**DIRECTIONS FOR THIS TASK**
Output exactly, and only, the stretch of lines beginning at the line with "What data populates" and ending at the last line of the listing below. Drop the pictures.

(Extracted data entries)

################

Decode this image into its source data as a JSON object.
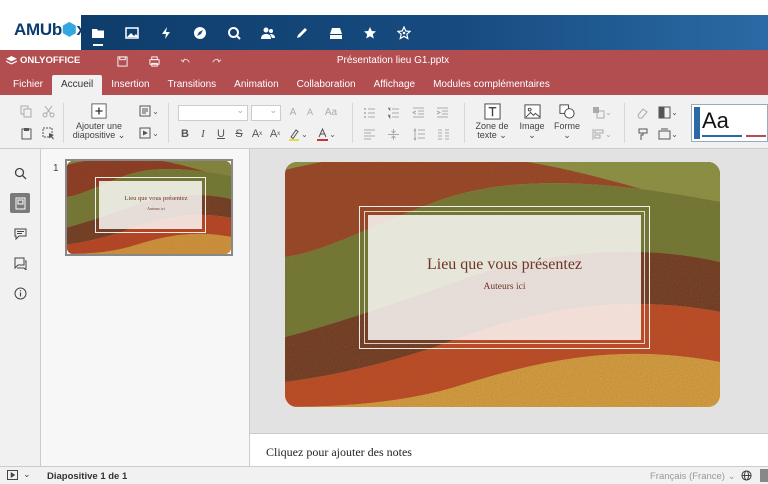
{
  "portal": {
    "logo_text": "AMU",
    "logo_box": "b",
    "logo_suffix": "x",
    "nav_icons": [
      "folder-icon",
      "image-icon",
      "bolt-icon",
      "compass-icon",
      "search-icon",
      "people-icon",
      "pen-icon",
      "drive-icon",
      "star-icon",
      "settings-star-icon"
    ]
  },
  "header": {
    "brand": "ONLYOFFICE",
    "document_title": "Présentation lieu G1.pptx"
  },
  "menu": {
    "tabs": [
      "Fichier",
      "Accueil",
      "Insertion",
      "Transitions",
      "Animation",
      "Collaboration",
      "Affichage",
      "Modules complémentaires"
    ],
    "active_tab": "Accueil"
  },
  "toolbar": {
    "add_slide_line1": "Ajouter une",
    "add_slide_line2": "diapositive ⌄",
    "font_size_buttons": [
      "A",
      "A",
      "Aa"
    ],
    "format_buttons": [
      "B",
      "I",
      "U",
      "S",
      "A",
      "A"
    ],
    "text_box_line1": "Zone de",
    "text_box_line2": "texte ⌄",
    "image_label": "Image",
    "image_caret": "⌄",
    "shape_label": "Forme",
    "shape_caret": "⌄",
    "theme_preview": "Aa"
  },
  "thumbnails": {
    "number": "1",
    "title": "Lieu que vous présentez",
    "subtitle": "Auteurs ici"
  },
  "slide": {
    "title": "Lieu que vous présentez",
    "subtitle": "Auteurs ici"
  },
  "notes": {
    "placeholder": "Cliquez pour ajouter des notes"
  },
  "status": {
    "slide_count": "Diapositive 1 de 1",
    "language": "Français (France) ⌄"
  },
  "colors": {
    "header": "#b24d50",
    "portal_nav": "#174b80",
    "slide_text": "#6e3425"
  }
}
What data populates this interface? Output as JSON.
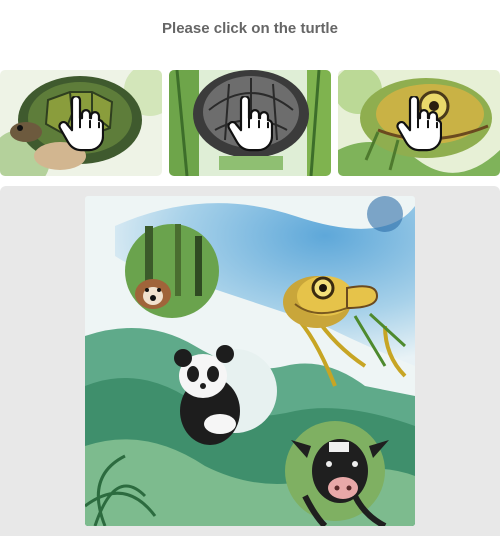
{
  "prompt": "Please click on the turtle",
  "thumbnails": [
    {
      "subject": "turtle-shell-green",
      "icon": "pointer-hand-icon"
    },
    {
      "subject": "turtle-shell-gray",
      "icon": "pointer-hand-icon"
    },
    {
      "subject": "turtle-head-closeup",
      "icon": "pointer-hand-icon"
    }
  ],
  "scene": {
    "objects": [
      "dog",
      "turtle",
      "panda",
      "cow"
    ]
  },
  "colors": {
    "panel_background": "#e8e8e8",
    "prompt_text": "#666666"
  }
}
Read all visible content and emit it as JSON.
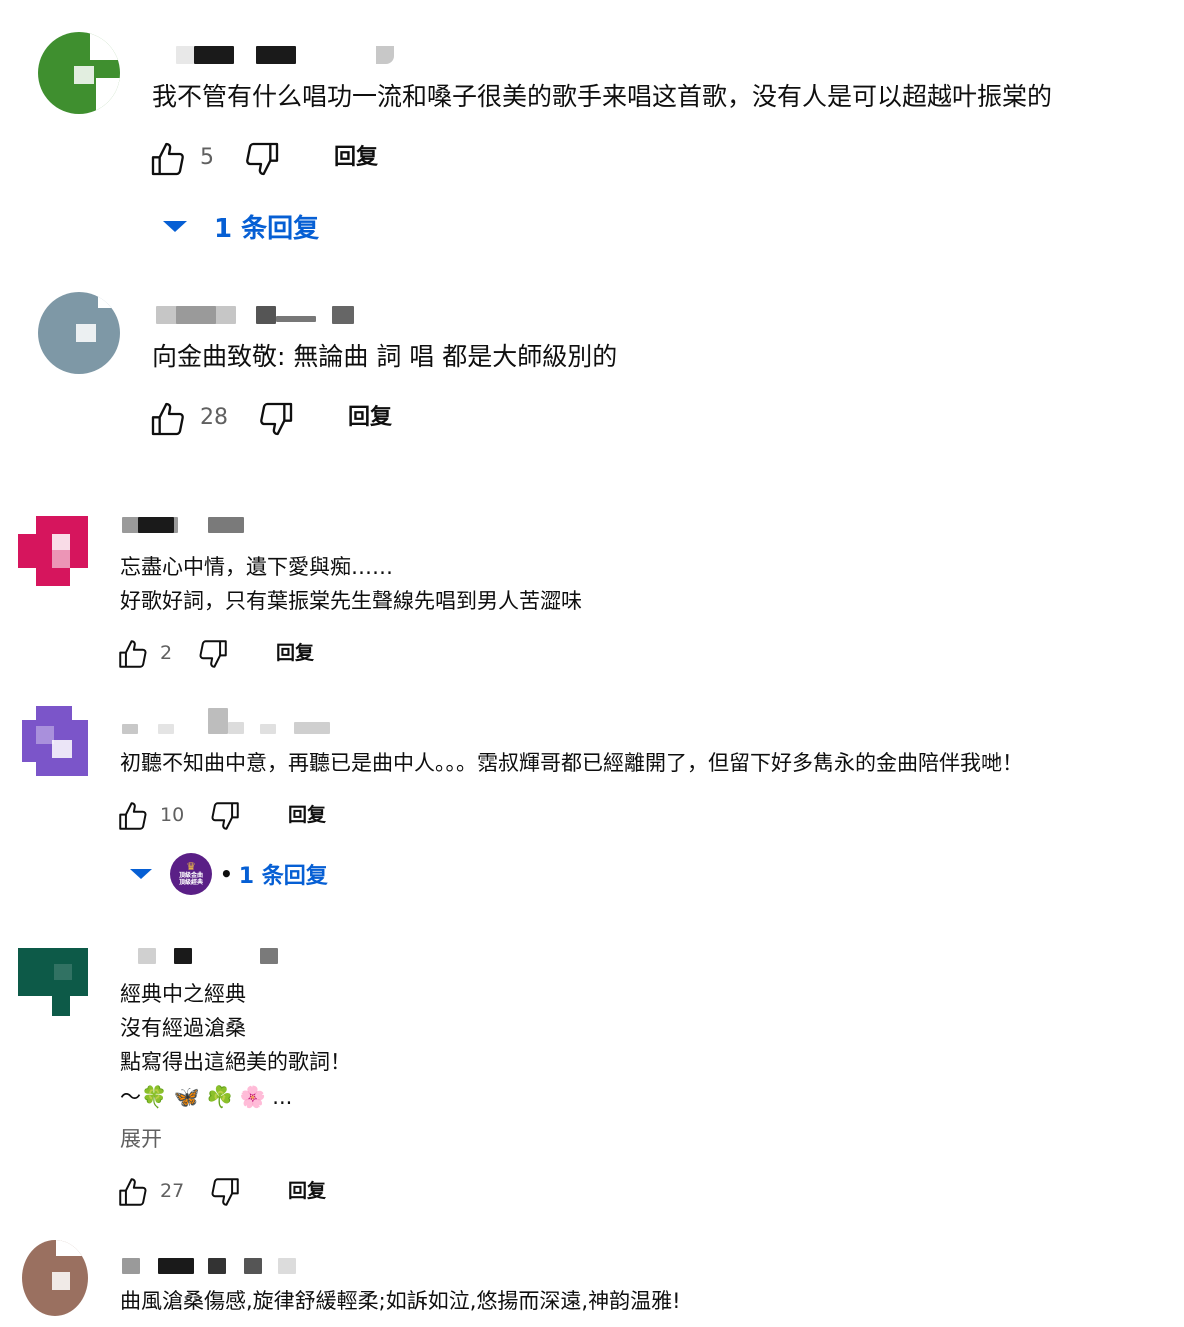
{
  "comments": [
    {
      "avatar_color": "#3f8f2f",
      "lines": [
        "我不管有什么唱功一流和嗓子很美的歌手来唱这首歌，没有人是可以超越叶振棠的"
      ],
      "likes": "5",
      "reply_label": "回复",
      "replies_label": "1 条回复"
    },
    {
      "avatar_color": "#7e98a6",
      "lines": [
        "向金曲致敬: 無論曲 詞 唱 都是大師級別的"
      ],
      "likes": "28",
      "reply_label": "回复"
    },
    {
      "avatar_color": "#d6155d",
      "lines": [
        "忘盡心中情，遺下愛與痴……",
        "好歌好詞，只有葉振棠先生聲線先唱到男人苦澀味"
      ],
      "likes": "2",
      "reply_label": "回复"
    },
    {
      "avatar_color": "#7b55c9",
      "lines": [
        "初聽不知曲中意，再聽已是曲中人。。。霑叔輝哥都已經離開了，但留下好多雋永的金曲陪伴我哋！"
      ],
      "likes": "10",
      "reply_label": "回复",
      "replies_label": "1 条回复",
      "reply_avatar_text": "頂級金曲\n頂級經典"
    },
    {
      "avatar_color": "#0d5a48",
      "lines": [
        "經典中之經典",
        "沒有經過滄桑",
        "點寫得出這絕美的歌詞！",
        "～🍀 🦋 ☘️ 🌸 ..."
      ],
      "expand_label": "展开",
      "likes": "27",
      "reply_label": "回复"
    },
    {
      "avatar_color": "#9a7060",
      "lines": [
        "曲風滄桑傷感,旋律舒緩輕柔;如訴如泣,悠揚而深遠,神韵温雅!"
      ]
    }
  ]
}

################

**RESPONSE TO THIS EXERCISE**
What data populates this interface? Output as JSON.
{
  "prompt": "Please click on the turtle",
  "thumbnails": [
    {
      "subject": "turtle-shell-green",
      "icon": "pointer-hand-icon"
    },
    {
      "subject": "turtle-shell-gray",
      "icon": "pointer-hand-icon"
    },
    {
      "subject": "turtle-head-closeup",
      "icon": "pointer-hand-icon"
    }
  ],
  "scene": {
    "objects": [
      "dog",
      "turtle",
      "panda",
      "cow"
    ]
  },
  "colors": {
    "panel_background": "#e8e8e8",
    "prompt_text": "#666666"
  }
}
Read all visible content and emit it as JSON.
{
  "comments": [
    {
      "avatar_color": "#3f8f2f",
      "lines": [
        "我不管有什么唱功一流和嗓子很美的歌手来唱这首歌，没有人是可以超越叶振棠的"
      ],
      "likes": "5",
      "reply_label": "回复",
      "replies_label": "1 条回复"
    },
    {
      "avatar_color": "#7e98a6",
      "lines": [
        "向金曲致敬: 無論曲 詞 唱 都是大師級別的"
      ],
      "likes": "28",
      "reply_label": "回复"
    },
    {
      "avatar_color": "#d6155d",
      "lines": [
        "忘盡心中情，遺下愛與痴……",
        "好歌好詞，只有葉振棠先生聲線先唱到男人苦澀味"
      ],
      "likes": "2",
      "reply_label": "回复"
    },
    {
      "avatar_color": "#7b55c9",
      "lines": [
        "初聽不知曲中意，再聽已是曲中人。。。霑叔輝哥都已經離開了，但留下好多雋永的金曲陪伴我哋！"
      ],
      "likes": "10",
      "reply_label": "回复",
      "replies_label": "1 条回复",
      "reply_avatar_text": "頂級金曲\n頂級經典"
    },
    {
      "avatar_color": "#0d5a48",
      "lines": [
        "經典中之經典",
        "沒有經過滄桑",
        "點寫得出這絕美的歌詞！",
        "～🍀 🦋 ☘️ 🌸 ..."
      ],
      "expand_label": "展开",
      "likes": "27",
      "reply_label": "回复"
    },
    {
      "avatar_color": "#9a7060",
      "lines": [
        "曲風滄桑傷感,旋律舒緩輕柔;如訴如泣,悠揚而深遠,神韵温雅!"
      ]
    }
  ]
}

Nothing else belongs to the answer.